Text:
━━━━━━━━━━━━━━━━━━━━━━━━━━━━━━

Generative AI use at work nearly doubled in a year: StatCan

Which industries are leading the surge in usage in Canada?

Generative AI use at work nearly doubled in a year: StatCan

More than one in five Canadian workers (22%) used generative artificial intelligence (GenAI) at work in the year ending in mid-2025, and use is rising quickly, Statistics Canada reported.

GenAI — tools such as ChatGPT, Microsoft Copilot and Google Gemini — was, at 22%, "the most common automation technology used by Canadians at work," according to the report. Natural language processing (11%), voice recognition software (6%) and machine learning (5%) followed.

Adoption is climbing fast. StatCan found that GenAI use "nearly doubled over the study period," rising from 17% in September 2024 to 30% in July 2025.

Other technologies grew more modestly. Natural language processing edged up roughly two percentage points to 12%, while machine learning rose about two points to 6% over the same period.

The federal government has committed to fast-tracking the immigration of skilled AI workers, and to retaining them once they arrive, under AI for All: Canada's new national artificial intelligence strategy.

Use concentrated in knowledge industries

GenAI use was heavily concentrated by industry, according to StatCan. Workers in professional, scientific and technical services were most likely to report using it in the previous 12 months (52%), followed by educational services (42%) and finance, insurance, real estate, rental and leasing (38%).

Use was lowest in industries the agency described as "characterized by manual and customer-facing tasks." Those included accommodation and food services (5%), agriculture (6%) and retail trade (9%).

The spread matters for HR teams overseeing multi-sector workforces, because AI governance and training needs differ sharply from one business unit to the next.

Education and occupation shape uptake

Adoption also varied by occupation. StatCan found that 49% of workers in natural and applied science occupations — a group that "includes computer and information systems professionals, architects and engineers" — had used GenAI, followed by 38% of workers in management roles.

The widest gap was educational. Workers in jobs that typically require a bachelor's degree or higher were far more likely to have used GenAI (44%) than those in roles usually requiring a high school diploma or less (10%) or with no formal educational requirements (3%).

━━━━━━━━━━━━━━━━━━━━━━━━━━━━━━

Work request 1: From the article on generative AI use at work, pull out the part that opens with the words containing "The federal government" and closes with "and leasing (38%).", copying it word for word.
Work request 2: In the article on generative AI use at work, what percentage of workers in educational services reported using GenAI in the previous 12 months?

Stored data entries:
━━━━━━━━━━━━━━━━━━━━━━━━━━━━━━

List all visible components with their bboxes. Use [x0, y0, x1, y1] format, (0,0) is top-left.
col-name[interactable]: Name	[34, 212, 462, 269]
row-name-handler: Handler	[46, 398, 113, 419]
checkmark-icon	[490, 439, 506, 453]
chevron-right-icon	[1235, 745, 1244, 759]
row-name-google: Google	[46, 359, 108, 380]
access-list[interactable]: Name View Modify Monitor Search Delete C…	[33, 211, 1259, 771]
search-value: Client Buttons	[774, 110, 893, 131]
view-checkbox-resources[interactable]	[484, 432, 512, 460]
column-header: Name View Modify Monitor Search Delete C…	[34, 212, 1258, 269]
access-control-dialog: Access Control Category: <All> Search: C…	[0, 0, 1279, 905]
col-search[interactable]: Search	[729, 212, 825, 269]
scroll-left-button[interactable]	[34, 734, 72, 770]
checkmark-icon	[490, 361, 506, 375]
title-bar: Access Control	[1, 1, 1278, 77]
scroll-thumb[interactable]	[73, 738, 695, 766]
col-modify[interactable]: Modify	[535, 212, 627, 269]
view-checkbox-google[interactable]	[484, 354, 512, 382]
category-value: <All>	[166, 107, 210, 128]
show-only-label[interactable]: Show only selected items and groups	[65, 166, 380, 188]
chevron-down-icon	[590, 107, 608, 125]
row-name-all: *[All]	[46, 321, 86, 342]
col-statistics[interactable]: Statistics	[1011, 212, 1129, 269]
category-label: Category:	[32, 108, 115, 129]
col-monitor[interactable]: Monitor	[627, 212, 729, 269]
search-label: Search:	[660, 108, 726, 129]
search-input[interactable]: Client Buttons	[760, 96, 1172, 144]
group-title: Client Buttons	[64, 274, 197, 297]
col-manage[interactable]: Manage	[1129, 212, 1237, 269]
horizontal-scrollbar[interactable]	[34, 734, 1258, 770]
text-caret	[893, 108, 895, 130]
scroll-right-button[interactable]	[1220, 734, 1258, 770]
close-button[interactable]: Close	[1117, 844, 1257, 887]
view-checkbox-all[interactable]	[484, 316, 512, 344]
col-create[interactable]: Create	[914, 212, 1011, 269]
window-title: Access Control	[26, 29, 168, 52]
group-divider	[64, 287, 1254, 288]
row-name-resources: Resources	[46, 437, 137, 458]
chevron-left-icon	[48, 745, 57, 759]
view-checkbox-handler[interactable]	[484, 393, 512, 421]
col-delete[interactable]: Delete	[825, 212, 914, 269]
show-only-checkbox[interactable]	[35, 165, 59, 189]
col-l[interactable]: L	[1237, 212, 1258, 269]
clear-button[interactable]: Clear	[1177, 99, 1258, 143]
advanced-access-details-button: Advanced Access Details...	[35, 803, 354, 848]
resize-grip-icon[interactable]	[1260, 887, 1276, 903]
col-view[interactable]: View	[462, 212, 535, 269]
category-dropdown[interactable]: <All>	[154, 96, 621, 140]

━━━━━━━━━━━━━━━━━━━━━━━━━━━━━━

Response box 1:
The federal government has committed to fast-tracking the immigration of skilled AI workers, and to retaining them once they arrive, under AI for All: Canada's new national artificial intelligence strategy.

Use concentrated in knowledge industries

GenAI use was heavily concentrated by industry, according to StatCan. Workers in professional, scientific and technical services were most likely to report using it in the previous 12 months (52%), followed by educational services (42%) and finance, insurance, real estate, rental and leasing (38%).

Response box 2: 42%